Written task:
Locate all lines in the data below that hold "JSON" and show them.

** start **

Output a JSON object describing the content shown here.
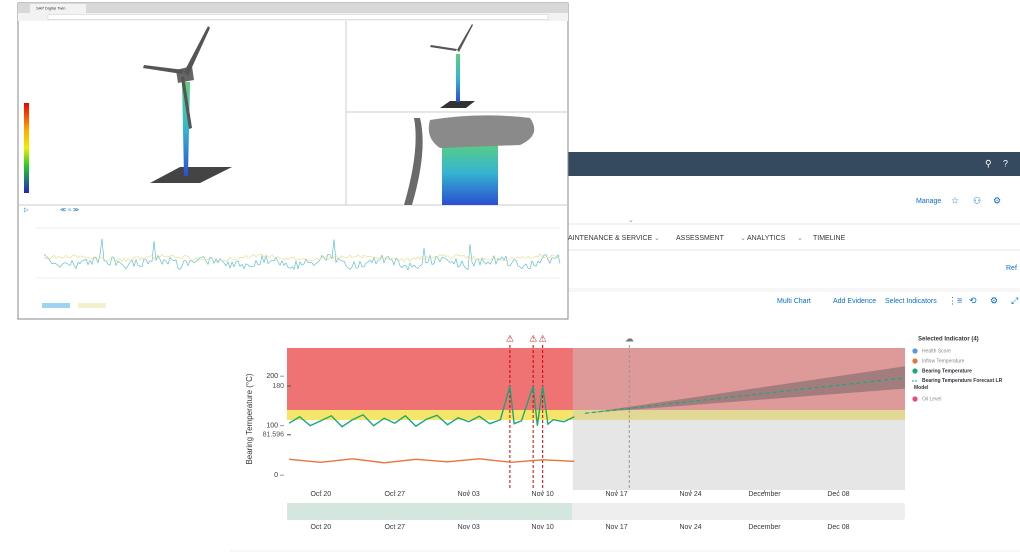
{
  "browser": {
    "tab_title": "SAP Digital Twin"
  },
  "app": {
    "header_action": "Manage",
    "tabs": [
      "AINTENANCE & SERVICE",
      "ASSESSMENT",
      "ANALYTICS",
      "TIMELINE"
    ],
    "refresh": "Ref",
    "toolbar": [
      "Multi Chart",
      "Add Evidence",
      "Select Indicators"
    ],
    "chart_data": {
      "type": "line",
      "y_label": "Bearing Temperature (°C)",
      "ylim": [
        -30,
        257
      ],
      "yticks": [
        0,
        100,
        200
      ],
      "thresholds": [
        {
          "value": 180,
          "label": "180"
        },
        {
          "value": 81.596,
          "label": "81.596"
        }
      ],
      "xlim": [
        -3.2,
        55.3
      ],
      "xticks": [
        {
          "value": 0,
          "label": "Oct 20"
        },
        {
          "value": 7,
          "label": "Oct 27"
        },
        {
          "value": 14,
          "label": "Nov 03"
        },
        {
          "value": 21,
          "label": "Nov 10"
        },
        {
          "value": 28,
          "label": "Nov 17"
        },
        {
          "value": 35,
          "label": "Nov 24"
        },
        {
          "value": 42,
          "label": "December"
        },
        {
          "value": 49,
          "label": "Dec 08"
        }
      ],
      "legend_title": "Selected Indicator (4)",
      "series": [
        {
          "name": "Health Score",
          "color": "#5899da",
          "x": [],
          "values": []
        },
        {
          "name": "Inflow Temperature",
          "color": "#e8743b",
          "x": [
            -3,
            0,
            3,
            6,
            9,
            12,
            15,
            18,
            21,
            24
          ],
          "values": [
            32,
            26,
            33,
            25,
            32,
            27,
            33,
            26,
            31,
            28
          ]
        },
        {
          "name": "Bearing Temperature",
          "color": "#19a979",
          "x": [
            -3,
            -2,
            -1,
            0,
            1,
            2,
            3,
            4,
            5,
            6,
            7,
            8,
            9,
            10,
            11,
            12,
            13,
            14,
            15,
            16,
            17,
            17.9,
            18.3,
            19,
            20.1,
            20.5,
            21,
            21.5,
            22,
            23,
            24
          ],
          "values": [
            105,
            118,
            100,
            110,
            120,
            98,
            112,
            122,
            100,
            115,
            105,
            120,
            99,
            113,
            121,
            102,
            116,
            108,
            119,
            104,
            112,
            180,
            104,
            110,
            180,
            100,
            180,
            103,
            112,
            108,
            118
          ]
        },
        {
          "name": "Bearing Temperature Forecast LR Model",
          "color": "#19a979",
          "dashed": true,
          "x": [
            25,
            55
          ],
          "values": [
            125,
            196
          ]
        },
        {
          "name": "Oil Level",
          "color": "#ed4a7b",
          "x": [],
          "values": []
        }
      ]
    }
  }
}
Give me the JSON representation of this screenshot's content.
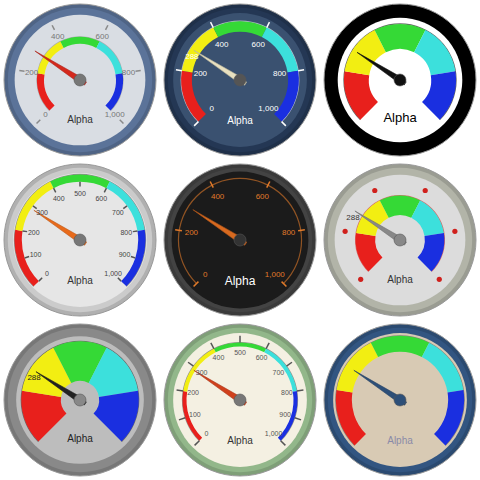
{
  "chart_data": [
    {
      "type": "gauge",
      "title": "Alpha",
      "value": 288,
      "ylim": [
        0,
        1000
      ],
      "yticks": [
        0,
        200,
        400,
        600,
        800,
        {
          "value": 1000,
          "label": "1,000"
        }
      ],
      "bands": [
        {
          "from": 0,
          "to": 200,
          "color": "#e8201c"
        },
        {
          "from": 200,
          "to": 400,
          "color": "#f2ee12"
        },
        {
          "from": 400,
          "to": 600,
          "color": "#35d936"
        },
        {
          "from": 600,
          "to": 800,
          "color": "#3ce0dc"
        },
        {
          "from": 800,
          "to": 1000,
          "color": "#1a2fe0"
        }
      ],
      "data_labels": false
    },
    {
      "type": "gauge",
      "title": "Alpha",
      "value": 288,
      "ylim": [
        0,
        1000
      ],
      "yticks": [
        0,
        200,
        400,
        600,
        800,
        {
          "value": 1000,
          "label": "1,000"
        }
      ],
      "bands": [
        {
          "from": 0,
          "to": 200,
          "color": "#e8201c"
        },
        {
          "from": 200,
          "to": 400,
          "color": "#f2ee12"
        },
        {
          "from": 400,
          "to": 600,
          "color": "#35d936"
        },
        {
          "from": 600,
          "to": 800,
          "color": "#3ce0dc"
        },
        {
          "from": 800,
          "to": 1000,
          "color": "#1a2fe0"
        }
      ],
      "data_labels": true
    },
    {
      "type": "gauge",
      "title": "Alpha",
      "value": 288,
      "ylim": [
        0,
        1000
      ],
      "tick_labels": false,
      "bands": [
        {
          "from": 0,
          "to": 200,
          "color": "#e8201c"
        },
        {
          "from": 200,
          "to": 400,
          "color": "#f2ee12"
        },
        {
          "from": 400,
          "to": 600,
          "color": "#35d936"
        },
        {
          "from": 600,
          "to": 800,
          "color": "#3ce0dc"
        },
        {
          "from": 800,
          "to": 1000,
          "color": "#1a2fe0"
        }
      ],
      "data_labels": false
    },
    {
      "type": "gauge",
      "title": "Alpha",
      "value": 288,
      "ylim": [
        0,
        1000
      ],
      "yticks": [
        0,
        100,
        200,
        300,
        400,
        500,
        600,
        700,
        800,
        900,
        {
          "value": 1000,
          "label": "1,000"
        }
      ],
      "bands": [
        {
          "from": 0,
          "to": 200,
          "color": "#e8201c"
        },
        {
          "from": 200,
          "to": 400,
          "color": "#f2ee12"
        },
        {
          "from": 400,
          "to": 600,
          "color": "#35d936"
        },
        {
          "from": 600,
          "to": 800,
          "color": "#3ce0dc"
        },
        {
          "from": 800,
          "to": 1000,
          "color": "#1a2fe0"
        }
      ],
      "data_labels": false
    },
    {
      "type": "gauge",
      "title": "Alpha",
      "value": 288,
      "ylim": [
        0,
        1000
      ],
      "yticks": [
        0,
        200,
        400,
        600,
        800,
        {
          "value": 1000,
          "label": "1,000"
        }
      ],
      "bands": [],
      "data_labels": false
    },
    {
      "type": "gauge",
      "title": "Alpha",
      "value": 288,
      "ylim": [
        0,
        1000
      ],
      "yticks": [
        0,
        200,
        400,
        600,
        800,
        1000
      ],
      "tick_labels": false,
      "bands": [
        {
          "from": 0,
          "to": 200,
          "color": "#e8201c"
        },
        {
          "from": 200,
          "to": 400,
          "color": "#f2ee12"
        },
        {
          "from": 400,
          "to": 600,
          "color": "#35d936"
        },
        {
          "from": 600,
          "to": 800,
          "color": "#3ce0dc"
        },
        {
          "from": 800,
          "to": 1000,
          "color": "#1a2fe0"
        }
      ],
      "data_labels": true
    },
    {
      "type": "gauge",
      "title": "Alpha",
      "value": 288,
      "ylim": [
        0,
        1000
      ],
      "tick_labels": false,
      "bands": [
        {
          "from": 0,
          "to": 200,
          "color": "#e8201c"
        },
        {
          "from": 200,
          "to": 400,
          "color": "#f2ee12"
        },
        {
          "from": 400,
          "to": 600,
          "color": "#35d936"
        },
        {
          "from": 600,
          "to": 800,
          "color": "#3ce0dc"
        },
        {
          "from": 800,
          "to": 1000,
          "color": "#1a2fe0"
        }
      ],
      "data_labels": true
    },
    {
      "type": "gauge",
      "title": "Alpha",
      "value": 288,
      "ylim": [
        0,
        1000
      ],
      "yticks": [
        0,
        100,
        200,
        300,
        400,
        500,
        600,
        700,
        800,
        900,
        {
          "value": 1000,
          "label": "1,000"
        }
      ],
      "bands": [
        {
          "from": 0,
          "to": 200,
          "color": "#e8201c"
        },
        {
          "from": 200,
          "to": 400,
          "color": "#f2ee12"
        },
        {
          "from": 400,
          "to": 600,
          "color": "#35d936"
        },
        {
          "from": 600,
          "to": 800,
          "color": "#3ce0dc"
        },
        {
          "from": 800,
          "to": 1000,
          "color": "#1a2fe0"
        }
      ],
      "data_labels": false
    },
    {
      "type": "gauge",
      "title": "Alpha",
      "value": 288,
      "ylim": [
        0,
        1000
      ],
      "tick_labels": false,
      "bands": [
        {
          "from": 0,
          "to": 200,
          "color": "#e8201c"
        },
        {
          "from": 200,
          "to": 400,
          "color": "#f2ee12"
        },
        {
          "from": 400,
          "to": 600,
          "color": "#35d936"
        },
        {
          "from": 600,
          "to": 800,
          "color": "#3ce0dc"
        },
        {
          "from": 800,
          "to": 1000,
          "color": "#1a2fe0"
        }
      ],
      "data_labels": false
    }
  ]
}
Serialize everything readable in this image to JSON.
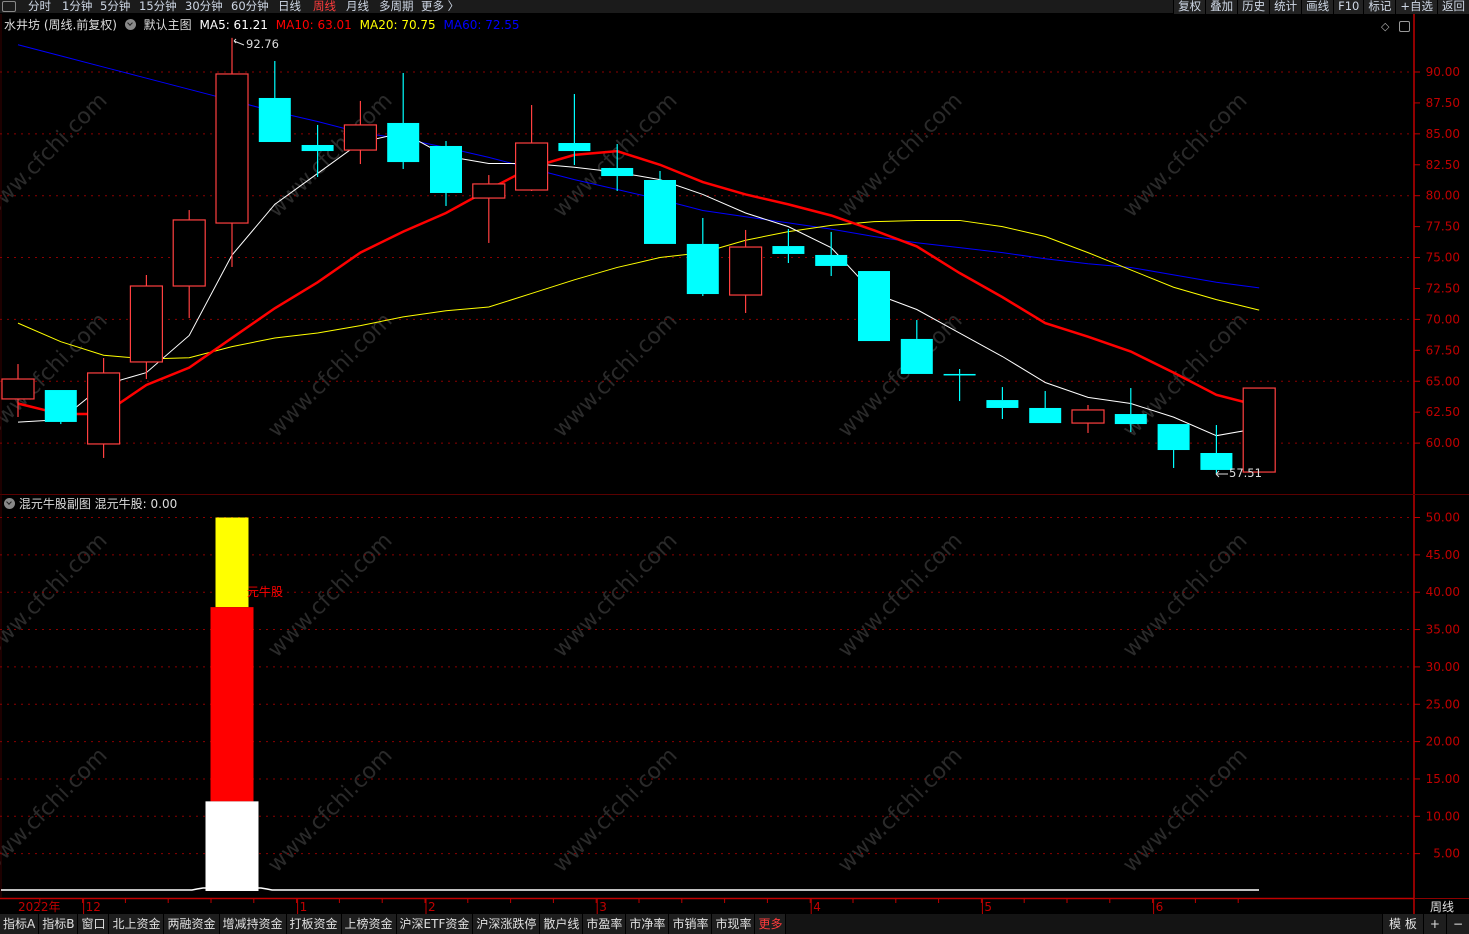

** end **

Reply to the task:
Output a JSON object describing the content shown here.
Give me the JSON representation of this screenshot's content.
Serialize everything readable in this image to JSON.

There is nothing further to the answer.